(begin)
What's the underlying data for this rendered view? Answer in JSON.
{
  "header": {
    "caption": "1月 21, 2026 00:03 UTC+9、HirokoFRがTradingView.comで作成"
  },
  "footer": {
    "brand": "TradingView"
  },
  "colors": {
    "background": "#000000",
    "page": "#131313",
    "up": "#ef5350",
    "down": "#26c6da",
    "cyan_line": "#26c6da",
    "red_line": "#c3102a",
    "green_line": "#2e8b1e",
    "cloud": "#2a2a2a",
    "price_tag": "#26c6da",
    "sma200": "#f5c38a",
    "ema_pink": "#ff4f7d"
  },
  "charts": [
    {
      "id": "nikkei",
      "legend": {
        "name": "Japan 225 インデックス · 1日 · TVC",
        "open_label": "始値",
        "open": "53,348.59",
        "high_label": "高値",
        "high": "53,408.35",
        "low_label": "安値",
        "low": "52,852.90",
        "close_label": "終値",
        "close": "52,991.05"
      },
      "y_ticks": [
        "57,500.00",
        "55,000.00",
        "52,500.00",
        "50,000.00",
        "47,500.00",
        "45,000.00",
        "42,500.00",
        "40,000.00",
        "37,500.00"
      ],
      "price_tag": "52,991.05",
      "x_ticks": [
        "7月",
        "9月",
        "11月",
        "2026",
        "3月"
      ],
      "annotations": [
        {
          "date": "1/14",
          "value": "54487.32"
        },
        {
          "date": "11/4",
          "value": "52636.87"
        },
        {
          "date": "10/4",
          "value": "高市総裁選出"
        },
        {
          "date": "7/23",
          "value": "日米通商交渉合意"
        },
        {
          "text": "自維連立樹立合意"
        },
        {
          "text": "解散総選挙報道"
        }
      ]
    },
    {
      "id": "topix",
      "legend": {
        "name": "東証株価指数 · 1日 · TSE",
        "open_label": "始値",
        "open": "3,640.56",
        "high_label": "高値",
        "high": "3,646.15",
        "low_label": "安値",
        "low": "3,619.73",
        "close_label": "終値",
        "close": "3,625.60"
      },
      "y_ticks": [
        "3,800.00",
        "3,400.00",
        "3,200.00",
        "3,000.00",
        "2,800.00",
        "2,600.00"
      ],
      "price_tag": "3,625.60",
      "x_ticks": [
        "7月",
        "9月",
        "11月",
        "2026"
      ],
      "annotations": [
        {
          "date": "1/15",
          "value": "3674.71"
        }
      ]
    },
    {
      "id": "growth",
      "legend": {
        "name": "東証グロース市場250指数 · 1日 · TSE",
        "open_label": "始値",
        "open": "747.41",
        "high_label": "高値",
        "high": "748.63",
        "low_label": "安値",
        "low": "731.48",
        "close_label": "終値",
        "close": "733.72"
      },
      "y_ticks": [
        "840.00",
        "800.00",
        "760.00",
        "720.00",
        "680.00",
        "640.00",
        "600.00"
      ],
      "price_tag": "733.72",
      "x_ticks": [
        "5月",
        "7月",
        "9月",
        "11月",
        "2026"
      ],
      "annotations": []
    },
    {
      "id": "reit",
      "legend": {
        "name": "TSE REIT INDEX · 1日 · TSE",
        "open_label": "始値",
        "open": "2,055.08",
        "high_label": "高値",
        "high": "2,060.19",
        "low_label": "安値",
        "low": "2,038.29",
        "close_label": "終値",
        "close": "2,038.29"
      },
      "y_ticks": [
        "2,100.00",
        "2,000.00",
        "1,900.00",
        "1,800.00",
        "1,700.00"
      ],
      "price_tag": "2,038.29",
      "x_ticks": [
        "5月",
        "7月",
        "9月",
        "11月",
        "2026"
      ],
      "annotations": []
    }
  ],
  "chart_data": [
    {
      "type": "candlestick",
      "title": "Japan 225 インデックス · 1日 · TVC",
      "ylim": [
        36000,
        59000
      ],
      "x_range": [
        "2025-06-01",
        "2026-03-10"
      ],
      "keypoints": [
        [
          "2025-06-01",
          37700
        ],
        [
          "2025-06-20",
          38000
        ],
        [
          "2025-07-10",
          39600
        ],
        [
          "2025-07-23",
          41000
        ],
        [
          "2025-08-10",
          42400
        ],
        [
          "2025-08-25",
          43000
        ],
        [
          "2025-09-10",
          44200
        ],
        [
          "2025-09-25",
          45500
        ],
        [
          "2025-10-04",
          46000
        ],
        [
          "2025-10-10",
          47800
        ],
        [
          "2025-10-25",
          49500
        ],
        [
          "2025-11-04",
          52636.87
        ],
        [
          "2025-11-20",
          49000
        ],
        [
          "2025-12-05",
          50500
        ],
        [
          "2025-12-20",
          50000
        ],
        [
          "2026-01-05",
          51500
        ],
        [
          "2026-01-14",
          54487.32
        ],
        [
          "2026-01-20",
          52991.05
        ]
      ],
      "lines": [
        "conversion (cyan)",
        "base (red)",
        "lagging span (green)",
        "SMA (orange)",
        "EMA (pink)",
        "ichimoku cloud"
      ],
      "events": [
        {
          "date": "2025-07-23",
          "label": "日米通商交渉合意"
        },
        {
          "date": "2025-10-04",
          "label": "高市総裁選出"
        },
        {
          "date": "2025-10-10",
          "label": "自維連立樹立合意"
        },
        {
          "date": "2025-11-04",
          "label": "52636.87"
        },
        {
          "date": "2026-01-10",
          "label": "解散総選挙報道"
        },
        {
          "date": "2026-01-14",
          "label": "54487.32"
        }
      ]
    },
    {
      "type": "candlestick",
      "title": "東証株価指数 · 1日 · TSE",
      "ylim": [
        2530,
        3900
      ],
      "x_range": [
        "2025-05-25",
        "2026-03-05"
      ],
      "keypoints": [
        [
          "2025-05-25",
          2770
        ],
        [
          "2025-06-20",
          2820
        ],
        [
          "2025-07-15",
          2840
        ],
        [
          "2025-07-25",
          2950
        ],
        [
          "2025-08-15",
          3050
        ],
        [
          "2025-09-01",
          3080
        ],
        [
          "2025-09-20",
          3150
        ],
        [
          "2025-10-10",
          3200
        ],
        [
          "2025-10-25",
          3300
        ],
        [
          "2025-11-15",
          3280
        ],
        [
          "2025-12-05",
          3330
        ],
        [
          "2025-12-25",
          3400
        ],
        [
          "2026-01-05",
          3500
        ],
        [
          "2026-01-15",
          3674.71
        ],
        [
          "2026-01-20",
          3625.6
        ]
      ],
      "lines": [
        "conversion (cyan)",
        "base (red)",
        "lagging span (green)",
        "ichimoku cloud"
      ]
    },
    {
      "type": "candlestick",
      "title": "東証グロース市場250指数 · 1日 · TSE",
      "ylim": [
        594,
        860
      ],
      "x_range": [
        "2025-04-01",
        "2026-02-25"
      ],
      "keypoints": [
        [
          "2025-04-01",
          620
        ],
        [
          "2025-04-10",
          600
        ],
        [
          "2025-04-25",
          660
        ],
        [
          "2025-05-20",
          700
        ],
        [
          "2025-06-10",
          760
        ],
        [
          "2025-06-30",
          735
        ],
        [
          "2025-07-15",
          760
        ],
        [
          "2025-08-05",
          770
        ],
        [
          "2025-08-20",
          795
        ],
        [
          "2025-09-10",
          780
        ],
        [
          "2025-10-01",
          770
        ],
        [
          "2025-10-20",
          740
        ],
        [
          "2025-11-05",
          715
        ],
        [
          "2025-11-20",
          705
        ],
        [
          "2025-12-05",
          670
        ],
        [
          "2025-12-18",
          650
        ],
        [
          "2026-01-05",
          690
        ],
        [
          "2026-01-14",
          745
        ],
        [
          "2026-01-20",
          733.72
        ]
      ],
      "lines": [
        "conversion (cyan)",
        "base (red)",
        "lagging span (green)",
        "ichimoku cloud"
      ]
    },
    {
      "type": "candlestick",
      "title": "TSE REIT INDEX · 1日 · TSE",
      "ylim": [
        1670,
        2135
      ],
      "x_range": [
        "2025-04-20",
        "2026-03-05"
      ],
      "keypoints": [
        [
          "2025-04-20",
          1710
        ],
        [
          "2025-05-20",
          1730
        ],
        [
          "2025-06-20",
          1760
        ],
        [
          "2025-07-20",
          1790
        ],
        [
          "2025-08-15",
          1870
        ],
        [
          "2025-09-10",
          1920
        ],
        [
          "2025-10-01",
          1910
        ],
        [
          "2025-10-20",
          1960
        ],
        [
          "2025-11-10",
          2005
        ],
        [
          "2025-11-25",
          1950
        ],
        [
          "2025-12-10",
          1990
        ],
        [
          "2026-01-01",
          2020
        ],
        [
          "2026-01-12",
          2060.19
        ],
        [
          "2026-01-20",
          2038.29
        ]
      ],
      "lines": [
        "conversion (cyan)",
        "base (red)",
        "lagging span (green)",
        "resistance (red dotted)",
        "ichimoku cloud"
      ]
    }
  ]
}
(end)
→ To do: Return every line containing "value".

→ Result for this task:
          "value": "54487.32"
          "value": "52636.87"
          "value": "高市総裁選出"
          "value": "日米通商交渉合意"
          "value": "3674.71"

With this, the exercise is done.